Structured figure records
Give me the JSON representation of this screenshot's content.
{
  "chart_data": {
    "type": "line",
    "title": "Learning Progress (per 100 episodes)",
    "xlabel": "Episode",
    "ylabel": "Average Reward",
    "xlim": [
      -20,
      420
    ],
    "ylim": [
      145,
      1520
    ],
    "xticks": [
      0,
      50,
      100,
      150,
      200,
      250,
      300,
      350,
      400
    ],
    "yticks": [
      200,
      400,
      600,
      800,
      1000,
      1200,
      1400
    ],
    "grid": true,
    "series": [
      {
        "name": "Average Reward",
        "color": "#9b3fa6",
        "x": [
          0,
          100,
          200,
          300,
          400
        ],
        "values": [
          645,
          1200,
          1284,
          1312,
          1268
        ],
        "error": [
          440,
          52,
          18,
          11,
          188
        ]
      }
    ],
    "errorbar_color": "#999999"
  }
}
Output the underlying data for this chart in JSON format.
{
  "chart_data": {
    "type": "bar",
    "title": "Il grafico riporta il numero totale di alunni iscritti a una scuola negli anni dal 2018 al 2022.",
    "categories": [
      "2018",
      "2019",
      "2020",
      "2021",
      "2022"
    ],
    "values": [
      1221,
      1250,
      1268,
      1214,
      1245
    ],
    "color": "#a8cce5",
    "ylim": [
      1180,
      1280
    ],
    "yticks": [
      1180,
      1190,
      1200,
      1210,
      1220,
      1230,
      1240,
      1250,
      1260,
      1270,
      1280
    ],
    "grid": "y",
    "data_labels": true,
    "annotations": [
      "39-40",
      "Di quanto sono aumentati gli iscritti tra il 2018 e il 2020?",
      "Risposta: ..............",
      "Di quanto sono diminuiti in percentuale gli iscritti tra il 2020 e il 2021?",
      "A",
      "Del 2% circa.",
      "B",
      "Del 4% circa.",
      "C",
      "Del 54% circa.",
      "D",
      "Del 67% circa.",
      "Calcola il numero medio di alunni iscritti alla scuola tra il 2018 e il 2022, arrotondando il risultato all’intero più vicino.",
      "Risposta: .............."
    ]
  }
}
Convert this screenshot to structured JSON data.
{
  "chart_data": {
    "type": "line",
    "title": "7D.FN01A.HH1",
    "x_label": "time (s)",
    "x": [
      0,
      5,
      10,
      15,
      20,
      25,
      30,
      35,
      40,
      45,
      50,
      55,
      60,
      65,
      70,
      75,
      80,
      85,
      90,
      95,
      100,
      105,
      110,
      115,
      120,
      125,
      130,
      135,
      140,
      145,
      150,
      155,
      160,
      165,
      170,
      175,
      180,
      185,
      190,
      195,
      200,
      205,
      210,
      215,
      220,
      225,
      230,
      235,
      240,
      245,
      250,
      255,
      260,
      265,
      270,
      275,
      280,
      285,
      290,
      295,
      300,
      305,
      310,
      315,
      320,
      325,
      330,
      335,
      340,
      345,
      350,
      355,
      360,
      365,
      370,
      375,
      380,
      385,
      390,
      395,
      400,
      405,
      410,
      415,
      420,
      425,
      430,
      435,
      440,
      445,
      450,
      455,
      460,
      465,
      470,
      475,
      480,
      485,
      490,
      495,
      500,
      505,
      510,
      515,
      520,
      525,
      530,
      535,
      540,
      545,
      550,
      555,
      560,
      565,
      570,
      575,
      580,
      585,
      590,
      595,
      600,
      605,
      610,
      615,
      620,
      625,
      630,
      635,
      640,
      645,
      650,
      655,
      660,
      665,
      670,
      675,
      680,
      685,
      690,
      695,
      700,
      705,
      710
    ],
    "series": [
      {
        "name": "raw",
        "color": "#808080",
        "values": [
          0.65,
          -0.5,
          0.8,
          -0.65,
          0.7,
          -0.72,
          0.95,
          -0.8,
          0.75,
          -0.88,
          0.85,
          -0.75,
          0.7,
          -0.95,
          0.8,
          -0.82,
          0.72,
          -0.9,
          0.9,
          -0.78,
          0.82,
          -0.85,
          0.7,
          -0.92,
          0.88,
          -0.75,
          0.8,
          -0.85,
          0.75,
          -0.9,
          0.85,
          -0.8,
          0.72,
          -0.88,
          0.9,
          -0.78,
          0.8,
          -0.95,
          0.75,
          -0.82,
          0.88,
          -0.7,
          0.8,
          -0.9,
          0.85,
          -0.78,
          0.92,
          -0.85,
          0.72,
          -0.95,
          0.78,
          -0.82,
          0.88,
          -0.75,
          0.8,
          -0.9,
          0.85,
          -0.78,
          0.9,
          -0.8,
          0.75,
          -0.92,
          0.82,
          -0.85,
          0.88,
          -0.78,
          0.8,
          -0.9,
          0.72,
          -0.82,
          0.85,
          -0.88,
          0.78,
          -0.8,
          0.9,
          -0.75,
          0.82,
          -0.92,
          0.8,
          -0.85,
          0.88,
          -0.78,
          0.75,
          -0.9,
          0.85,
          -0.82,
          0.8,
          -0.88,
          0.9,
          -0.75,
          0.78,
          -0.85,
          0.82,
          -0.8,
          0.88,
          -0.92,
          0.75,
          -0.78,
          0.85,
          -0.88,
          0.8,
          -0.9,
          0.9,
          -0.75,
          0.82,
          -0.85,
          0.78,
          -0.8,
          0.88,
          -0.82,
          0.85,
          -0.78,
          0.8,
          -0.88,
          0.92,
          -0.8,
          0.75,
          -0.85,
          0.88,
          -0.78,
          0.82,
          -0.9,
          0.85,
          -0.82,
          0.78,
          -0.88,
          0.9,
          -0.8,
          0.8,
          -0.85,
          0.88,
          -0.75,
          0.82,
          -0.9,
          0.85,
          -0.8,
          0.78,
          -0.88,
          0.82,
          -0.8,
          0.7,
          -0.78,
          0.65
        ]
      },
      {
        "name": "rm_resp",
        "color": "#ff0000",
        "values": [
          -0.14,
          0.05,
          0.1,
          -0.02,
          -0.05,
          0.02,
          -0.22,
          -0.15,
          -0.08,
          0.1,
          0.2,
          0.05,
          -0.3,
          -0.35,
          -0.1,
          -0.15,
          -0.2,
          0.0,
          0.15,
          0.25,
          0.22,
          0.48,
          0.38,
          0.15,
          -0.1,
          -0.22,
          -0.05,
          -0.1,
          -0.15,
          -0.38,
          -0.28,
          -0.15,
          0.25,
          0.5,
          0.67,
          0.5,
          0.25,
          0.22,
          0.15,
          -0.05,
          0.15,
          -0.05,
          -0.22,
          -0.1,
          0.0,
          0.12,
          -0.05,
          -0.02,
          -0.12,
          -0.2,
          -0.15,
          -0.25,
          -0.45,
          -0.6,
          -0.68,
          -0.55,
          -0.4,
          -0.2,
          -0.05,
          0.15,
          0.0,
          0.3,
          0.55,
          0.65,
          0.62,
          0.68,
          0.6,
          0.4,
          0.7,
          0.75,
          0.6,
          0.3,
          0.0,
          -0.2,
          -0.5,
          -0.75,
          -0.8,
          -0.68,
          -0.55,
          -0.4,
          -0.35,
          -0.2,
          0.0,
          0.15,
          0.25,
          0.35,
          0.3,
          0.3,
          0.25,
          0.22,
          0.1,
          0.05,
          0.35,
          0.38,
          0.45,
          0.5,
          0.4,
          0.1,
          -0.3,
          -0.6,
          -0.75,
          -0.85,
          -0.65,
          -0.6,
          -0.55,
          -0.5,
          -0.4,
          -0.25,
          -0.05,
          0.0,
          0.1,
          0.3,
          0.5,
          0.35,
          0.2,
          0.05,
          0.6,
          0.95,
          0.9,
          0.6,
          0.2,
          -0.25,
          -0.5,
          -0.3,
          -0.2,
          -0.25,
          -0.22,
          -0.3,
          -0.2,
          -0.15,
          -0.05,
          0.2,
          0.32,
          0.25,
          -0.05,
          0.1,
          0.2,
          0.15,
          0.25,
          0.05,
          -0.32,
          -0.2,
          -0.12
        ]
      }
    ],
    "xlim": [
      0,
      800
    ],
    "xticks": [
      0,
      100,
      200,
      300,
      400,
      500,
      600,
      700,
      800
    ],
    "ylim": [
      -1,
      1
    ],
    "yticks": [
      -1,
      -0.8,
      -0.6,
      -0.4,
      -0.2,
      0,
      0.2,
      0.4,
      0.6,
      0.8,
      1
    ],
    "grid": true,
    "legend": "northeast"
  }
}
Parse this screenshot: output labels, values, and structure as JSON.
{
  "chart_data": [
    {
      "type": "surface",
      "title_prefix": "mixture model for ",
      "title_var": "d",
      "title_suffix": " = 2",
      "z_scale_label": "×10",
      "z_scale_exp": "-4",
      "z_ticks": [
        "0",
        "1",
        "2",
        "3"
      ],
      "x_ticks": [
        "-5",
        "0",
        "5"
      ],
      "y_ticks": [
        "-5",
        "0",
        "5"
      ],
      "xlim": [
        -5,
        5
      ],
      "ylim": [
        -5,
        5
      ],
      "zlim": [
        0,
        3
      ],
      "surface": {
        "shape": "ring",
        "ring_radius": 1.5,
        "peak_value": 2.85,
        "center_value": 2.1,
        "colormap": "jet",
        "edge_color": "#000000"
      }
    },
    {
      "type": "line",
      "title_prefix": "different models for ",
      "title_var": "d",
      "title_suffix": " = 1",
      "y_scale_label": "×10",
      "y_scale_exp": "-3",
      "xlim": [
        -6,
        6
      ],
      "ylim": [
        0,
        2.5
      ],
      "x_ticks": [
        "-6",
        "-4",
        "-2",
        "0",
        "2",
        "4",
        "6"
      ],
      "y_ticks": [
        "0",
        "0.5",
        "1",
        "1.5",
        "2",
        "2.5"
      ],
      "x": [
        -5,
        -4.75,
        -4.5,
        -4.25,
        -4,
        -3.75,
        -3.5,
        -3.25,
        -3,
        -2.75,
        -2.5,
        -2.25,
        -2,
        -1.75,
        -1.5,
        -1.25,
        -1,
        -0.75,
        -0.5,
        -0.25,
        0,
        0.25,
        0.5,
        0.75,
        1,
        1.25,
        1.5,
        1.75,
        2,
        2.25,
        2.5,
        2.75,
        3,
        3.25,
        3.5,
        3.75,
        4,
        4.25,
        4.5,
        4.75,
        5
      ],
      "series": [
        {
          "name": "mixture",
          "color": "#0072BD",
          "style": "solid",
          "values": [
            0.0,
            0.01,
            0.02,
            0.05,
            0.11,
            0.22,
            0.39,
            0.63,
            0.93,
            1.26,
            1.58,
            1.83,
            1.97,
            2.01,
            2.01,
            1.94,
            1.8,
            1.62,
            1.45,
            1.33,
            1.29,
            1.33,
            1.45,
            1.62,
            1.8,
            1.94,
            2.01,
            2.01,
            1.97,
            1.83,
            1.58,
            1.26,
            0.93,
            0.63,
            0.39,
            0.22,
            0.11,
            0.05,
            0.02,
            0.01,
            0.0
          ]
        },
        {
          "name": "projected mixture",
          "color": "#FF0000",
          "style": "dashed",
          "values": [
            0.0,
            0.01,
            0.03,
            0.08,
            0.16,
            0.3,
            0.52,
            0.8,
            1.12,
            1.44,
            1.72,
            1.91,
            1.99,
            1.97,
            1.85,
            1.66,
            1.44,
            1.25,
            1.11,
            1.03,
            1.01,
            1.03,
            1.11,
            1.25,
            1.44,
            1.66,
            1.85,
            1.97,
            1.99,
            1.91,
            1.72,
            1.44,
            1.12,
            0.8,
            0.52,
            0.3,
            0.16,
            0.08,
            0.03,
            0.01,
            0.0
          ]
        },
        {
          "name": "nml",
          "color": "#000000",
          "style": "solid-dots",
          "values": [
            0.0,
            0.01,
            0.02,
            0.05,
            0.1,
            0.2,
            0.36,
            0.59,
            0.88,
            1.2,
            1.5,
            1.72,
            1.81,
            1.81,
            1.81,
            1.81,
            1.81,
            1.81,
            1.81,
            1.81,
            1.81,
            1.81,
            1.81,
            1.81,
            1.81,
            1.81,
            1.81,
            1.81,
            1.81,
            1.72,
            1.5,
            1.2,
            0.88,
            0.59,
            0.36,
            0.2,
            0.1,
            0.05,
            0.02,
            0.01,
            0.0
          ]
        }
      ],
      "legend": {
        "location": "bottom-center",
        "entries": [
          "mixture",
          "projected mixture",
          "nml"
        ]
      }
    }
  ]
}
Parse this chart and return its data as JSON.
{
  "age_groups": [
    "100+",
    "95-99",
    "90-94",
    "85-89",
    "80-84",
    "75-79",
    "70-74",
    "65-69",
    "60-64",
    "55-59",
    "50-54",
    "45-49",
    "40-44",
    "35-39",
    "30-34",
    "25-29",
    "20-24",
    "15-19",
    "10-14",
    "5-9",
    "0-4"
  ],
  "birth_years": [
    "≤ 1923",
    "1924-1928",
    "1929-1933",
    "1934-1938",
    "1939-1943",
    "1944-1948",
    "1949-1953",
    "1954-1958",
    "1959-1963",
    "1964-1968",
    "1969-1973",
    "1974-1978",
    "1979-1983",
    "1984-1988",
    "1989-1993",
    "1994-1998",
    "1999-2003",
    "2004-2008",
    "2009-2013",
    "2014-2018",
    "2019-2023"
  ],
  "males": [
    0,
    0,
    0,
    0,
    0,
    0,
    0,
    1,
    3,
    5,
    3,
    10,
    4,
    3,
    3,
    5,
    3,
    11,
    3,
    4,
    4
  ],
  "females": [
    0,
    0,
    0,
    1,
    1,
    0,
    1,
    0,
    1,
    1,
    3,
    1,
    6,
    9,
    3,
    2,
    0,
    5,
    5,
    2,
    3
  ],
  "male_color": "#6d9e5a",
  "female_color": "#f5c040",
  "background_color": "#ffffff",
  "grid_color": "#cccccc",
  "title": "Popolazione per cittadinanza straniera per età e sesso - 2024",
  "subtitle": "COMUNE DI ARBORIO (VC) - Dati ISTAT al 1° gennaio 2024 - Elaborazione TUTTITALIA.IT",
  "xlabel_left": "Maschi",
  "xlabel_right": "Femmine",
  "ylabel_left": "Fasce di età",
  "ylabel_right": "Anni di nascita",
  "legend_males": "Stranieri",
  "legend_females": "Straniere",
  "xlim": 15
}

(WRITTEN TASK) How many lines of the records contain the string "screenshot"? Respond with the number alone.

(CORRECT OUTPUT) 3